Lines containing "Героя" are to be counted. Report the count alone.

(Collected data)
** Begin **

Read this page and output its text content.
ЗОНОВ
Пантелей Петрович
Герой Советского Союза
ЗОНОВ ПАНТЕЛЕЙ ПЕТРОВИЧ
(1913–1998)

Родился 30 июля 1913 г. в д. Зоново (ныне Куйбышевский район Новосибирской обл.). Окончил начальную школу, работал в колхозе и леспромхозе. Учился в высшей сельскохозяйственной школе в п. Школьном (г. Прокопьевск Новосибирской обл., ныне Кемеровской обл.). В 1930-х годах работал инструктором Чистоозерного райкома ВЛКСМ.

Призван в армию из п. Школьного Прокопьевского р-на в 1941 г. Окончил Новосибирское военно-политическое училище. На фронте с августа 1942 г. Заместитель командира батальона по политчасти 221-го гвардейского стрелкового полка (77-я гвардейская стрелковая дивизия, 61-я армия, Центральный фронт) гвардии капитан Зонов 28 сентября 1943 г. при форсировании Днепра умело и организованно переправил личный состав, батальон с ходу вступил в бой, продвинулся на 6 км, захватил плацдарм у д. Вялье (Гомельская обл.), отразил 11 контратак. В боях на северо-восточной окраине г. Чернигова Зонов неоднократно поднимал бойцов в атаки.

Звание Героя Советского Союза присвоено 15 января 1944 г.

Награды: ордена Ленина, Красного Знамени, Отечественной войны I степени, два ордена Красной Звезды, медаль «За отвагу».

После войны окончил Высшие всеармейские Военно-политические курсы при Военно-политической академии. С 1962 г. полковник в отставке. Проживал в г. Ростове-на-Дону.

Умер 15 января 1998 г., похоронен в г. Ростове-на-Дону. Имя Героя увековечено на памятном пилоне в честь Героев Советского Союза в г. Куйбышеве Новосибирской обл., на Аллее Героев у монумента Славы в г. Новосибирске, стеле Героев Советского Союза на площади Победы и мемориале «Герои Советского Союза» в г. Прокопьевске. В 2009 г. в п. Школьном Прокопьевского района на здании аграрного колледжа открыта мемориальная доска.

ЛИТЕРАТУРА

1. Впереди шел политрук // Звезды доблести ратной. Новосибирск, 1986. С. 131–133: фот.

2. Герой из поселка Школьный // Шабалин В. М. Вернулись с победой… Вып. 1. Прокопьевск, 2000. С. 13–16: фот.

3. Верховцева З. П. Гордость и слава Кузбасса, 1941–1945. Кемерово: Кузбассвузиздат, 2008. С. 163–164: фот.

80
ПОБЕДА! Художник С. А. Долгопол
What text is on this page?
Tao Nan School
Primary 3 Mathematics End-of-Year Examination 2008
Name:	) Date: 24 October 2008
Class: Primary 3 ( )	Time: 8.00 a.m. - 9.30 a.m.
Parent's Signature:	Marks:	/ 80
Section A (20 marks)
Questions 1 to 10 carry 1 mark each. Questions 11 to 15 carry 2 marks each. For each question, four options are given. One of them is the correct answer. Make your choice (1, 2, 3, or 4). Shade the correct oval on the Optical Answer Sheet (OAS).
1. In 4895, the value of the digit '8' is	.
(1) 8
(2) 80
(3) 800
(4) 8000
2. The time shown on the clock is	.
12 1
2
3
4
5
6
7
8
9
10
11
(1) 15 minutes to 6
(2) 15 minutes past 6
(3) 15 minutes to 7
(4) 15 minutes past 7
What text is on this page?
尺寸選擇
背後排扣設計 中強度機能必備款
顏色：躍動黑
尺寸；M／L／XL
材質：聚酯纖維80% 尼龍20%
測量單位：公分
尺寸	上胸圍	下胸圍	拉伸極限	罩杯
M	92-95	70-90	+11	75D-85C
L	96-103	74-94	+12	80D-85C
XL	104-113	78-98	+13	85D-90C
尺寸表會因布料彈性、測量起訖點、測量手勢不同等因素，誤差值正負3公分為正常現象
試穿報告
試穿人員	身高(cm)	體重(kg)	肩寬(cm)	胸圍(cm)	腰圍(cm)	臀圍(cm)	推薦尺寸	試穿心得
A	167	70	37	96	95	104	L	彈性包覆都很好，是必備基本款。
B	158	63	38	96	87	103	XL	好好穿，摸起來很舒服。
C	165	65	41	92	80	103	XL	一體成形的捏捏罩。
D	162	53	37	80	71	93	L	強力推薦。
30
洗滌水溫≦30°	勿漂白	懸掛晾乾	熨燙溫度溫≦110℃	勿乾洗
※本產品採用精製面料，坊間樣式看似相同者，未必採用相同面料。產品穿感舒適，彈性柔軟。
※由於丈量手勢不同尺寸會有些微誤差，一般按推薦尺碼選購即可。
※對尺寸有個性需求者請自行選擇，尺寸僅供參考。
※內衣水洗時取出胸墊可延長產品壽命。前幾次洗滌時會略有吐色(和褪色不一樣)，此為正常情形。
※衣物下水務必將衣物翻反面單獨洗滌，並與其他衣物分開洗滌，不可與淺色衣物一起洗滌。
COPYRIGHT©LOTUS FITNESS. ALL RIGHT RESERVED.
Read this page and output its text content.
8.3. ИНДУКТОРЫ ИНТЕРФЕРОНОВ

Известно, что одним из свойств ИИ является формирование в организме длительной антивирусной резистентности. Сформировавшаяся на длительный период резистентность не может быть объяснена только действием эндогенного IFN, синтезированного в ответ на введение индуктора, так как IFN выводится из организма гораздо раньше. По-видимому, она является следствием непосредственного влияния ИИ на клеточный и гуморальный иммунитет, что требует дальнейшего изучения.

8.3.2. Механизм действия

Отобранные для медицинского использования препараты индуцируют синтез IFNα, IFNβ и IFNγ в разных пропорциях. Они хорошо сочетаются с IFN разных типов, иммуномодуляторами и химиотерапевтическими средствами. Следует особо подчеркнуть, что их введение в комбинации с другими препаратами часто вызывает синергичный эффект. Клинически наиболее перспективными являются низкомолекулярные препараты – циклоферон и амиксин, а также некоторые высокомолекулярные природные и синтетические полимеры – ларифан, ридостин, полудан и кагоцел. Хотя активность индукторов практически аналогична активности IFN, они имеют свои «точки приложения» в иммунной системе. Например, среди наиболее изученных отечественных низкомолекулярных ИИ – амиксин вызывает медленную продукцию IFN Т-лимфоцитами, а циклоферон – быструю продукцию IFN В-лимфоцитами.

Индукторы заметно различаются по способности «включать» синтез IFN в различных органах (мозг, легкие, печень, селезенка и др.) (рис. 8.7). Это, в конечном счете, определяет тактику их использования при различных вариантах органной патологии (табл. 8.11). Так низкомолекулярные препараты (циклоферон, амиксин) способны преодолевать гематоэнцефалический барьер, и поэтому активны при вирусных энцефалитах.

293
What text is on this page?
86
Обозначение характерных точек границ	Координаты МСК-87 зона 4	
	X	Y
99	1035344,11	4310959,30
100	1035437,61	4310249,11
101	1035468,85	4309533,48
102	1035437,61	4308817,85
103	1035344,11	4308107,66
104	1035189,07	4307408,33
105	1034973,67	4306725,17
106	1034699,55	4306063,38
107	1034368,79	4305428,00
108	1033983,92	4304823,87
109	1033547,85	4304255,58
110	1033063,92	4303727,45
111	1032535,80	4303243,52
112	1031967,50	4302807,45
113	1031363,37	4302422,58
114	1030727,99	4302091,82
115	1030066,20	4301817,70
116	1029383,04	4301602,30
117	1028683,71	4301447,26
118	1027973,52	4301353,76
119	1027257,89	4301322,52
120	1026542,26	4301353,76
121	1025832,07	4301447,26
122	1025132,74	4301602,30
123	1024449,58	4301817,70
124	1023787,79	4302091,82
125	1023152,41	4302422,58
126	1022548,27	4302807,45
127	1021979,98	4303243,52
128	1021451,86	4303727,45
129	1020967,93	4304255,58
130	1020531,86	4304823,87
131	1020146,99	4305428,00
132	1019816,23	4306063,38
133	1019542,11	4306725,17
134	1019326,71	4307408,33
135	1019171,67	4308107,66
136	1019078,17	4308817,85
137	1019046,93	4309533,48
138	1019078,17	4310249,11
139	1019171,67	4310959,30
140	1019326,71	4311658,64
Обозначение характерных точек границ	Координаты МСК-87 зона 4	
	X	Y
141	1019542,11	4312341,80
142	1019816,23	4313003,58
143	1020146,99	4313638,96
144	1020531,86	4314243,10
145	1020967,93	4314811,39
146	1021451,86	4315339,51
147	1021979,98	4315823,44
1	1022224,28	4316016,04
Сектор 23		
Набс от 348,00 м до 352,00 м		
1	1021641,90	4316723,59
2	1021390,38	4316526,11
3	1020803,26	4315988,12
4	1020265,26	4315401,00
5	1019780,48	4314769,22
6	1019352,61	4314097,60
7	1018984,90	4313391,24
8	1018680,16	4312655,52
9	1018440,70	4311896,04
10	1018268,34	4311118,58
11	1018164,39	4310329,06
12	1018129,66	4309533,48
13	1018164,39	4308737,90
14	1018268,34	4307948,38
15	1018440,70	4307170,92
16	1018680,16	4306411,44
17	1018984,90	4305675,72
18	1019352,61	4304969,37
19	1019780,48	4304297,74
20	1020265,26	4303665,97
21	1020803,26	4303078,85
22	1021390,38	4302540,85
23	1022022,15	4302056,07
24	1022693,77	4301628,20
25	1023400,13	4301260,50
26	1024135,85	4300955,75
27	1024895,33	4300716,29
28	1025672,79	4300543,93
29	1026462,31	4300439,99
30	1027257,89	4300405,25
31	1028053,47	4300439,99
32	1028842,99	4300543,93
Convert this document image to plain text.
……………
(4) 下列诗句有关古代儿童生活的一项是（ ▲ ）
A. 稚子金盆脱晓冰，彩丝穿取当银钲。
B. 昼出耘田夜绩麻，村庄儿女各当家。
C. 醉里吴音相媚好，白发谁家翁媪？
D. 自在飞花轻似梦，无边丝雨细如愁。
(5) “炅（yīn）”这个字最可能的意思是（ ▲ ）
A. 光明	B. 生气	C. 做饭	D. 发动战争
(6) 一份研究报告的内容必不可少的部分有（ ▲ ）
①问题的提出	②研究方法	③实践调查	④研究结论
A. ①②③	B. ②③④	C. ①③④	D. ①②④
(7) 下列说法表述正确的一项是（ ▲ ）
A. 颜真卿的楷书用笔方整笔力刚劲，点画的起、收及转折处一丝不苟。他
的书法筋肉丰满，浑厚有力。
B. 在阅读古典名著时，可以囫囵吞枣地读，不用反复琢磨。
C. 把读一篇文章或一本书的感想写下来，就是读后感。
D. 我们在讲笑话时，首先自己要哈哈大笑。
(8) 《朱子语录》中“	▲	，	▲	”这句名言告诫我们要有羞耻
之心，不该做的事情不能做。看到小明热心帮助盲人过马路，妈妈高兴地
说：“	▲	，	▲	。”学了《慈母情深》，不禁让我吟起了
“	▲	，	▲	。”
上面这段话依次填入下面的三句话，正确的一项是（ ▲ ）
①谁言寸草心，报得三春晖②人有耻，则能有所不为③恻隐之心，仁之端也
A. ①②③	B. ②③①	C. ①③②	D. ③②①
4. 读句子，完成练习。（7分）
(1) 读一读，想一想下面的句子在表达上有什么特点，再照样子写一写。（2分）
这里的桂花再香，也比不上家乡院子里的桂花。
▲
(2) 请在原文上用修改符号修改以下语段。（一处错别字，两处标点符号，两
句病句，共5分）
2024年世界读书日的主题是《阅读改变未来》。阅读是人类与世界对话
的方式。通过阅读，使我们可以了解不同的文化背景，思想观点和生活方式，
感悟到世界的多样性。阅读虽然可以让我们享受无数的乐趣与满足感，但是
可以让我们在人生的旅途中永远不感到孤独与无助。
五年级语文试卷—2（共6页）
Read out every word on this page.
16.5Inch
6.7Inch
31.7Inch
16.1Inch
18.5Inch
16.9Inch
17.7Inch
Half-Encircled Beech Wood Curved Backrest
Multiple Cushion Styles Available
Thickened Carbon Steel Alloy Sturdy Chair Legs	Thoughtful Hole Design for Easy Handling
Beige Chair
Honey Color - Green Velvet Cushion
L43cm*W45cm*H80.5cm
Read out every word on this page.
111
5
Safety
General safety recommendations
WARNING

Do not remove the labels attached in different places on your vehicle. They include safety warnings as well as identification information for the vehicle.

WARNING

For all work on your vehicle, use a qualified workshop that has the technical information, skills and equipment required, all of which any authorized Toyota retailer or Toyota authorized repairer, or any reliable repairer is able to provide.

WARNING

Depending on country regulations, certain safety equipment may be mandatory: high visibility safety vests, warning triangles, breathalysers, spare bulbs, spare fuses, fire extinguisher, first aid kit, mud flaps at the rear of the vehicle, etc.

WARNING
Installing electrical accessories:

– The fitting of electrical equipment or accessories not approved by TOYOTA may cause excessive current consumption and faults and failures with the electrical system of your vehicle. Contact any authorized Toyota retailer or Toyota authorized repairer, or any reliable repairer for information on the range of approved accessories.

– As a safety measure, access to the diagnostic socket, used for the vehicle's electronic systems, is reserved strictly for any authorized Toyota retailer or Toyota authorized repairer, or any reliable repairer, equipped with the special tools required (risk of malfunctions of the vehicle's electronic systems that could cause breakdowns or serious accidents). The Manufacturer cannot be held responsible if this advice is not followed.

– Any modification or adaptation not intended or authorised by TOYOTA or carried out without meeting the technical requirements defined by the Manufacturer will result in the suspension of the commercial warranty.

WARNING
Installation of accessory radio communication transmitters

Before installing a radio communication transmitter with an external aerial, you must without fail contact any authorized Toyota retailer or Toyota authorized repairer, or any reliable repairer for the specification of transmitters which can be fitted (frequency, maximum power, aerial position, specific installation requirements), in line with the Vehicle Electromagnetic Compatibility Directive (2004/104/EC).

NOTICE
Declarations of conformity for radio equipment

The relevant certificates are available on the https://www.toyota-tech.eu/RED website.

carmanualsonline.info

** End **

> **SOLUTION**
2